**WORK ITEM**
Filter the listing for lines containing "this".
◆ ◆ ◆
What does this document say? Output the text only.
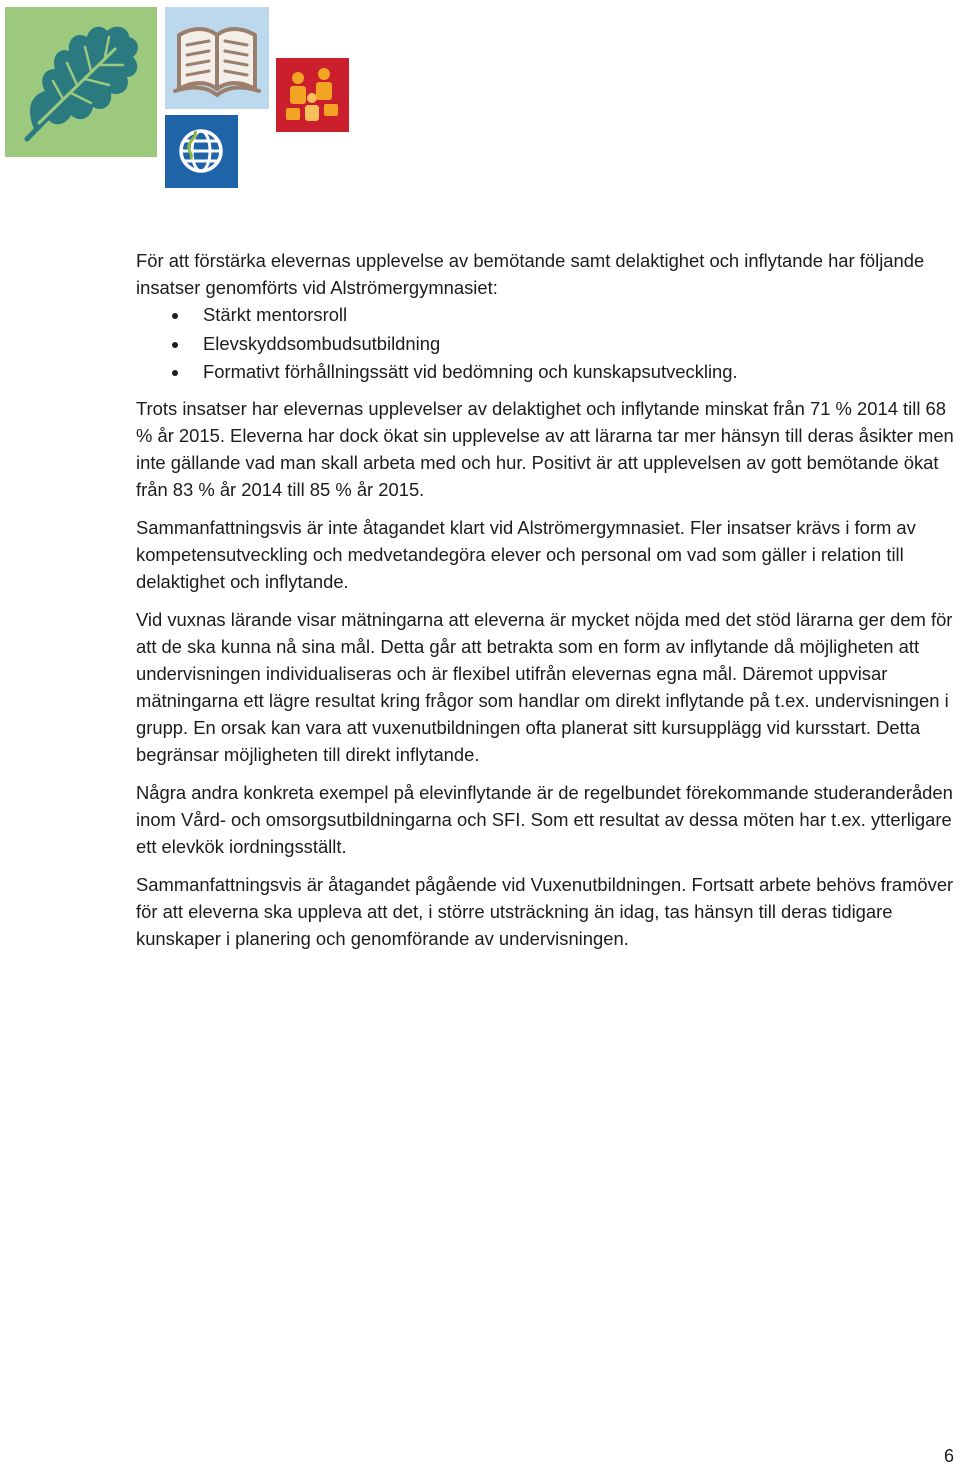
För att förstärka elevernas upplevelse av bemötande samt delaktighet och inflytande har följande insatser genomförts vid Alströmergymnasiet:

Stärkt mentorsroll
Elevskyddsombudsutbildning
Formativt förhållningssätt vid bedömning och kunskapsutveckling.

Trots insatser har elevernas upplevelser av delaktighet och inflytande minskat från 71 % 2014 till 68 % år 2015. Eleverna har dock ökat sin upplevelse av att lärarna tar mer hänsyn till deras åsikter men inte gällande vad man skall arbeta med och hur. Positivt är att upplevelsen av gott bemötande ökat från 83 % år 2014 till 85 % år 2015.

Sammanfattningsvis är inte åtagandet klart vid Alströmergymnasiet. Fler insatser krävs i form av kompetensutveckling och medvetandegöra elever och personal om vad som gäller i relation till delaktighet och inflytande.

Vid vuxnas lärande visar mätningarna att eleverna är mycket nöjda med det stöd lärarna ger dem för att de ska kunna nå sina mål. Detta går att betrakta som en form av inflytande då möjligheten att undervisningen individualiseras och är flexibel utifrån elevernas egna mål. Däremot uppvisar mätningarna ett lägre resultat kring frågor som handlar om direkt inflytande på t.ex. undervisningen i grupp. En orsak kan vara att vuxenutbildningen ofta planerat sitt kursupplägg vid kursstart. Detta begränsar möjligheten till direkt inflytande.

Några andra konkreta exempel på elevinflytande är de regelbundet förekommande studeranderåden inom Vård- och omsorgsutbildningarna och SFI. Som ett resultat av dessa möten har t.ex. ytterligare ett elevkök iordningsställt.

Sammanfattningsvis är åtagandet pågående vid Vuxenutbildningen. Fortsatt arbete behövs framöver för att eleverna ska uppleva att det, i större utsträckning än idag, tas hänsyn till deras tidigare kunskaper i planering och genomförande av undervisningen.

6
◆ ◆ ◆
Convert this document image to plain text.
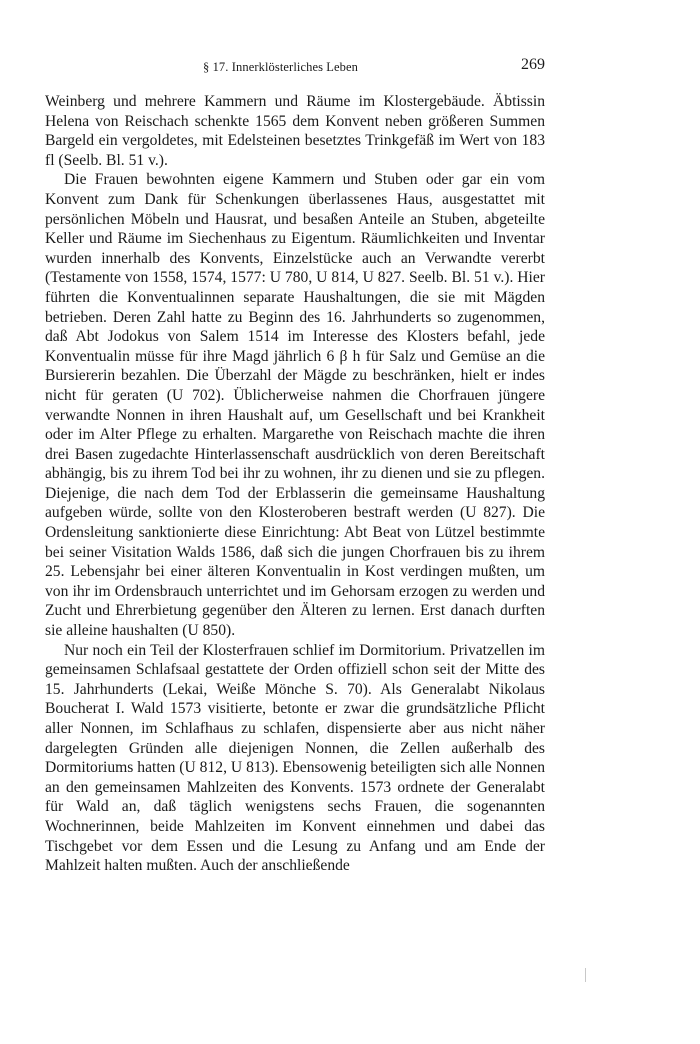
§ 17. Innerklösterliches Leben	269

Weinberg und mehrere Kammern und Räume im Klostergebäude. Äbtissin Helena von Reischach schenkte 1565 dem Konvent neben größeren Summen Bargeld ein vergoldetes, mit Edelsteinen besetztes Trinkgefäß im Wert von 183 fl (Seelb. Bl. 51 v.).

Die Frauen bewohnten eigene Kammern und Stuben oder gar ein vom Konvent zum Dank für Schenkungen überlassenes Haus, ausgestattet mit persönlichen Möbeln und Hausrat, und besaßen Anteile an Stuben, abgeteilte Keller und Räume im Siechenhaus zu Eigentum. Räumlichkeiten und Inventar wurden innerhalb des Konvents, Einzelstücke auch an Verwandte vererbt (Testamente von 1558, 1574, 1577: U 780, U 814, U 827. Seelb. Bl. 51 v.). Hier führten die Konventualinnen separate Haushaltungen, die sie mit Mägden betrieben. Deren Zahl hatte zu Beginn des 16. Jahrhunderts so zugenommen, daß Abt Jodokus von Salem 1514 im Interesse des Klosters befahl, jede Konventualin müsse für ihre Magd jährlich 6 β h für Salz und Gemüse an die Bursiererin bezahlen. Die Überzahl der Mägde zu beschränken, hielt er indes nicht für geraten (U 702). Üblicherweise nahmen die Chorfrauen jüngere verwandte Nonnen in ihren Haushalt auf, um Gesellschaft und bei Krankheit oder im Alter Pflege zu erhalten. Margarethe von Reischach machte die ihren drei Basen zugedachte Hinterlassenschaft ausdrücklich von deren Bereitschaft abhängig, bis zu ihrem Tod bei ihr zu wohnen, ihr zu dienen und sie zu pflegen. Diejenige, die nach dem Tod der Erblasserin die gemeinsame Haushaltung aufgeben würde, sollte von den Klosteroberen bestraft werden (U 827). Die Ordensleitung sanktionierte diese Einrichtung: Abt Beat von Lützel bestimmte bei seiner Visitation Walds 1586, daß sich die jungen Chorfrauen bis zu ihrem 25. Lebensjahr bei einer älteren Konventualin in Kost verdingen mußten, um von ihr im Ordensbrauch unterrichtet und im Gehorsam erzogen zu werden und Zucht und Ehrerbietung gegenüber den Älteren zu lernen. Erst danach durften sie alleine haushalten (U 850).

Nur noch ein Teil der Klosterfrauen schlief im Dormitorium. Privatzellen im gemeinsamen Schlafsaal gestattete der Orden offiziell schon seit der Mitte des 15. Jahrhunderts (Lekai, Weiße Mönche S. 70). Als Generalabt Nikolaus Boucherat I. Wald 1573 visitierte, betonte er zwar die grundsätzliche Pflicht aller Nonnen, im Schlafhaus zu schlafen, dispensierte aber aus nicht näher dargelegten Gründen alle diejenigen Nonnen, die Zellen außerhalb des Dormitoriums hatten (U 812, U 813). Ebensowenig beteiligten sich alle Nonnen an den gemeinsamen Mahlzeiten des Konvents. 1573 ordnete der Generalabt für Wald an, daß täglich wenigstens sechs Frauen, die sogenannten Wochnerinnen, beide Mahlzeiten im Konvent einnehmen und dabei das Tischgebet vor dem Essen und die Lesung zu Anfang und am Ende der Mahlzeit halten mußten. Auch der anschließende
◆ ◆ ◆
**COMPLETED EXERCISE**
What does this document say? Output the text only.
Convert this document image to plain text.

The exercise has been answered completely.